Copy the records below exactly as they appear.

** START Entries supplied **

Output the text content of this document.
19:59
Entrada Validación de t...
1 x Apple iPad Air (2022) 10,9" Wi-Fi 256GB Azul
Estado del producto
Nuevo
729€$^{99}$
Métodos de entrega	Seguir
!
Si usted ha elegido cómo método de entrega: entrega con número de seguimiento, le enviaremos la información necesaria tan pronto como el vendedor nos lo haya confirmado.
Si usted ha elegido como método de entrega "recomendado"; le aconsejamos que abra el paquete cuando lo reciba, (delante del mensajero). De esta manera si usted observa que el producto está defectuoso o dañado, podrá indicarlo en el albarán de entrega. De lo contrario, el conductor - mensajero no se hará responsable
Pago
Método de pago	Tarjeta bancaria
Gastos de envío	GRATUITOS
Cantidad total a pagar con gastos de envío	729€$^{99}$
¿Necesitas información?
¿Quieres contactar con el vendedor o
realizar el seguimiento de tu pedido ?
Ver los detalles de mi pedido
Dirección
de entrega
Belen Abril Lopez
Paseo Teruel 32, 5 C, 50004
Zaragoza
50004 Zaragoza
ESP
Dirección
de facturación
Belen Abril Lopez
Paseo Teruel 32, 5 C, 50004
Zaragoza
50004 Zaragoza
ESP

** END Entries supplied **

▶ [Solution to this exercise]
Output the text content of this document.
19:59
Entrada Validación de t...
1 x Apple iPad Air (2022) 10,9" Wi-Fi 256GB Azul
Estado del producto
Nuevo
729€$^{99}$
Métodos de entrega	Seguir
!
Si usted ha elegido cómo método de entrega: entrega con número de seguimiento, le enviaremos la información necesaria tan pronto como el vendedor nos lo haya confirmado.
Si usted ha elegido como método de entrega "recomendado"; le aconsejamos que abra el paquete cuando lo reciba, (delante del mensajero). De esta manera si usted observa que el producto está defectuoso o dañado, podrá indicarlo en el albarán de entrega. De lo contrario, el conductor - mensajero no se hará responsable
Pago
Método de pago	Tarjeta bancaria
Gastos de envío	GRATUITOS
Cantidad total a pagar con gastos de envío	729€$^{99}$
¿Necesitas información?
¿Quieres contactar con el vendedor o
realizar el seguimiento de tu pedido ?
Ver los detalles de mi pedido
Dirección
de entrega
Belen Abril Lopez
Paseo Teruel 32, 5 C, 50004
Zaragoza
50004 Zaragoza
ESP
Dirección
de facturación
Belen Abril Lopez
Paseo Teruel 32, 5 C, 50004
Zaragoza
50004 Zaragoza
ESP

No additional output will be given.